[WHAT TO PRODUCE]
Copy every line of text in the records below word for word, leaving out the pictures.

[EXTRACTED ENTRIES]
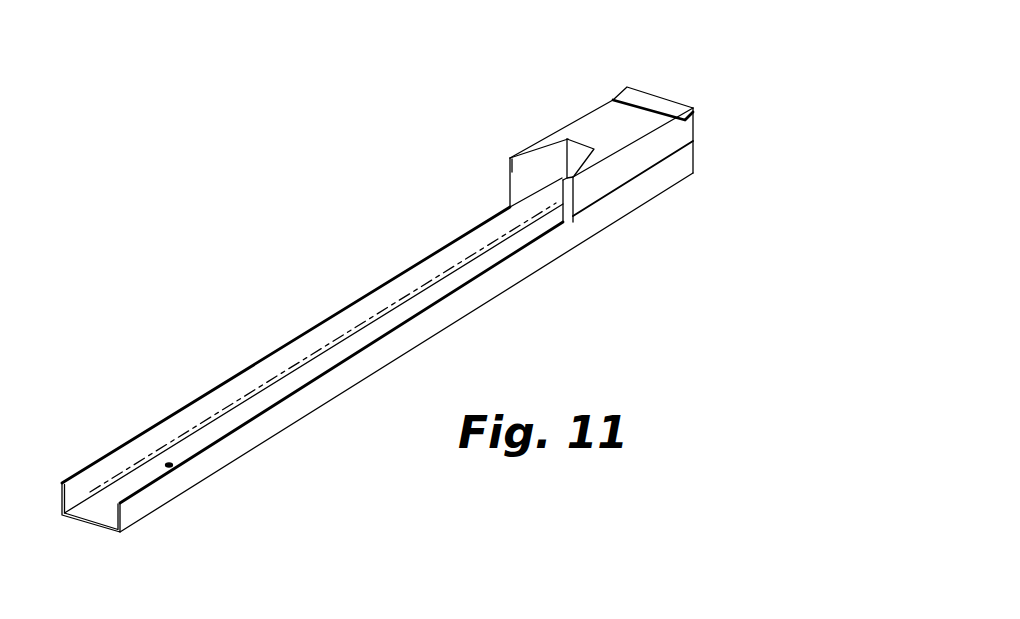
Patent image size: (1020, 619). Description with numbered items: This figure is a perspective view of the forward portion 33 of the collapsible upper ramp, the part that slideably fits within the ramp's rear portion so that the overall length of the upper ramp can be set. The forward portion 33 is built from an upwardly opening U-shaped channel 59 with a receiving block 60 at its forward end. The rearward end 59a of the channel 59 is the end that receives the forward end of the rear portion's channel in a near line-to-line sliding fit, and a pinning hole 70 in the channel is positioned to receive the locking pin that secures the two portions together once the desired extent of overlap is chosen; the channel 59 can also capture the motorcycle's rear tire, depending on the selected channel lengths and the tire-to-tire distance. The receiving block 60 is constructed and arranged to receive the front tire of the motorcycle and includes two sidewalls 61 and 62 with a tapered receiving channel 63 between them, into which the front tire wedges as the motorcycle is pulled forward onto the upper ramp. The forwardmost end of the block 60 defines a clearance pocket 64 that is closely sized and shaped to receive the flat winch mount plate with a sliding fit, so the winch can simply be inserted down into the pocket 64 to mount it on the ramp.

The forward portion 33 is at (305, 279).
The U-shaped channel 59 is at (367, 360).
The rearward end 59a is at (133, 513).
The receiving block 60 is at (626, 167).
The sidewall 61 is at (530, 150).
The sidewall 62 is at (583, 198).
The tapered receiving channel 63 is at (561, 160).
The clearance pocket 64 is at (645, 108).
The pinning hole 70 is at (167, 462).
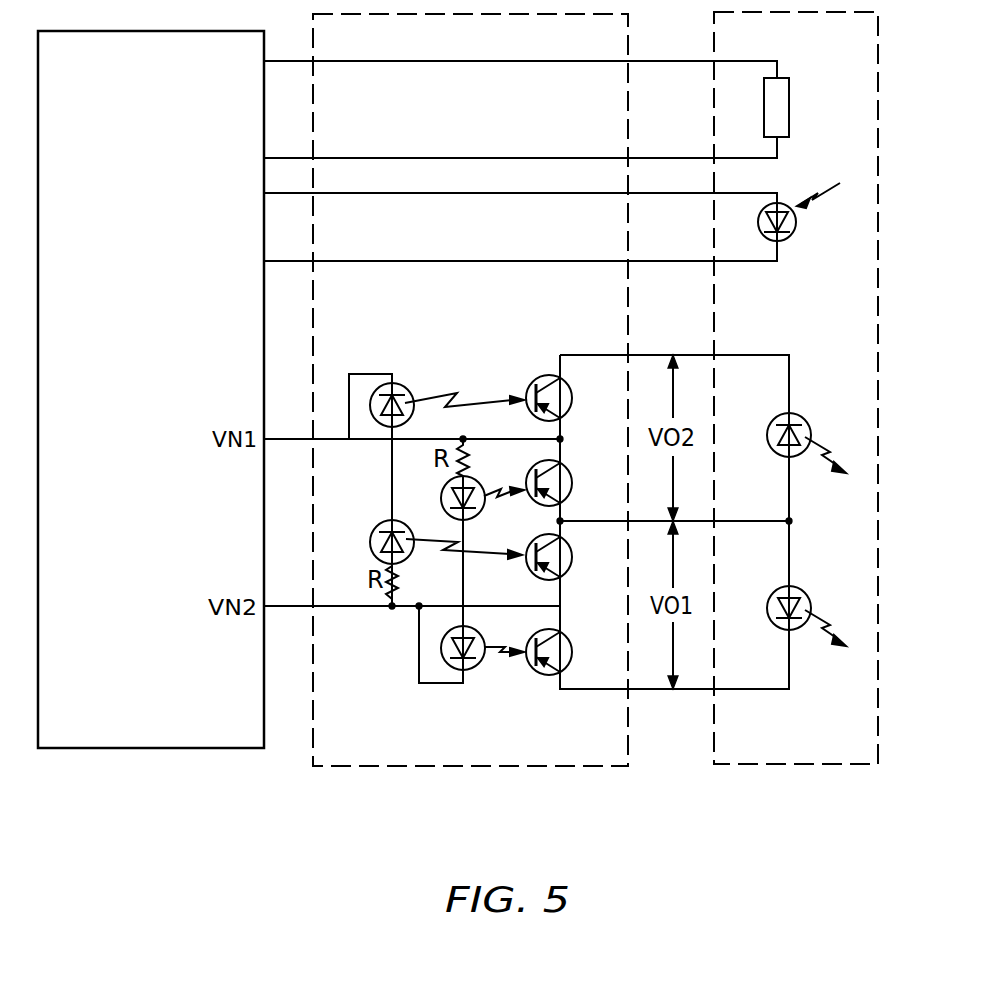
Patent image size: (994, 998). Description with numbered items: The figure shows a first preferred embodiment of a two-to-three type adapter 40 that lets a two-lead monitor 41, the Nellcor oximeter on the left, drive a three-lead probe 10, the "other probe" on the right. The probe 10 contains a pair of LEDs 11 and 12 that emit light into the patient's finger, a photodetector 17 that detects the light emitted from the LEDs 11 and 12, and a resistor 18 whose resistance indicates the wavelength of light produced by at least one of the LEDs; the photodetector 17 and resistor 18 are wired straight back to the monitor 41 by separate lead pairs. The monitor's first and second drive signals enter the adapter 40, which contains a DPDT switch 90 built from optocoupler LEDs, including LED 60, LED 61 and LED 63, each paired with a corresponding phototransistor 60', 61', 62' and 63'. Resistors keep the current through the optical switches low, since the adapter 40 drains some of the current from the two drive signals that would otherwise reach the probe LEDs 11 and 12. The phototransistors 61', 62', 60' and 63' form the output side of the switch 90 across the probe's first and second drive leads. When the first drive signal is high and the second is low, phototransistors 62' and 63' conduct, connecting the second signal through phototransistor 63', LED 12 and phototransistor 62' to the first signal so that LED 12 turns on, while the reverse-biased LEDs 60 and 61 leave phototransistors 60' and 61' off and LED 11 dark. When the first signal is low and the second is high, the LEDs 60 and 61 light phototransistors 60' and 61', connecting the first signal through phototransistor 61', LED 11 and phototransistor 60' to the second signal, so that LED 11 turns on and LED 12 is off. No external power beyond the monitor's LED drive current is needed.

The 3-lead probe 10 is at (818, 765).
The LED 11 is at (805, 412).
The LED 12 is at (800, 593).
The photodetector 17 is at (797, 228).
The resistor 18 is at (789, 103).
The 2-to-3 Type Adapter 40 is at (538, 767).
The 2-lead monitor 41 is at (185, 749).
The LED 60 is at (429, 525).
The phototransistor 60' is at (572, 555).
The LED 61 is at (447, 391).
The phototransistor 61' is at (572, 391).
The phototransistor 62' is at (551, 477).
The LED 63 is at (447, 648).
The phototransistor 63' is at (572, 647).
The DPDT switch 90 is at (322, 545).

[COMPLETE OUTPUT]
Patent image size: (1020, 619). Description with numbered items: This figure is a perspective view of the forward portion 33 of the collapsible upper ramp, the part that slideably fits within the ramp's rear portion so that the overall length of the upper ramp can be set. The forward portion 33 is built from an upwardly opening U-shaped channel 59 with a receiving block 60 at its forward end. The rearward end 59a of the channel 59 is the end that receives the forward end of the rear portion's channel in a near line-to-line sliding fit, and a pinning hole 70 in the channel is positioned to receive the locking pin that secures the two portions together once the desired extent of overlap is chosen; the channel 59 can also capture the motorcycle's rear tire, depending on the selected channel lengths and the tire-to-tire distance. The receiving block 60 is constructed and arranged to receive the front tire of the motorcycle and includes two sidewalls 61 and 62 with a tapered receiving channel 63 between them, into which the front tire wedges as the motorcycle is pulled forward onto the upper ramp. The forwardmost end of the block 60 defines a clearance pocket 64 that is closely sized and shaped to receive the flat winch mount plate with a sliding fit, so the winch can simply be inserted down into the pocket 64 to mount it on the ramp.

The forward portion 33 is at (305, 279).
The U-shaped channel 59 is at (367, 360).
The rearward end 59a is at (133, 513).
The receiving block 60 is at (626, 167).
The sidewall 61 is at (530, 150).
The sidewall 62 is at (583, 198).
The tapered receiving channel 63 is at (561, 160).
The clearance pocket 64 is at (645, 108).
The pinning hole 70 is at (167, 462).
Patent image size: (994, 998). Description with numbered items: The figure shows a first preferred embodiment of a two-to-three type adapter 40 that lets a two-lead monitor 41, the Nellcor oximeter on the left, drive a three-lead probe 10, the "other probe" on the right. The probe 10 contains a pair of LEDs 11 and 12 that emit light into the patient's finger, a photodetector 17 that detects the light emitted from the LEDs 11 and 12, and a resistor 18 whose resistance indicates the wavelength of light produced by at least one of the LEDs; the photodetector 17 and resistor 18 are wired straight back to the monitor 41 by separate lead pairs. The monitor's first and second drive signals enter the adapter 40, which contains a DPDT switch 90 built from optocoupler LEDs, including LED 60, LED 61 and LED 63, each paired with a corresponding phototransistor 60', 61', 62' and 63'. Resistors keep the current through the optical switches low, since the adapter 40 drains some of the current from the two drive signals that would otherwise reach the probe LEDs 11 and 12. The phototransistors 61', 62', 60' and 63' form the output side of the switch 90 across the probe's first and second drive leads. When the first drive signal is high and the second is low, phototransistors 62' and 63' conduct, connecting the second signal through phototransistor 63', LED 12 and phototransistor 62' to the first signal so that LED 12 turns on, while the reverse-biased LEDs 60 and 61 leave phototransistors 60' and 61' off and LED 11 dark. When the first signal is low and the second is high, the LEDs 60 and 61 light phototransistors 60' and 61', connecting the first signal through phototransistor 61', LED 11 and phototransistor 60' to the second signal, so that LED 11 turns on and LED 12 is off. No external power beyond the monitor's LED drive current is needed.

The 3-lead probe 10 is at (818, 765).
The LED 11 is at (805, 412).
The LED 12 is at (800, 593).
The photodetector 17 is at (797, 228).
The resistor 18 is at (789, 103).
The 2-to-3 Type Adapter 40 is at (538, 767).
The 2-lead monitor 41 is at (185, 749).
The LED 60 is at (429, 525).
The phototransistor 60' is at (572, 555).
The LED 61 is at (447, 391).
The phototransistor 61' is at (572, 391).
The phototransistor 62' is at (551, 477).
The LED 63 is at (447, 648).
The phototransistor 63' is at (572, 647).
The DPDT switch 90 is at (322, 545).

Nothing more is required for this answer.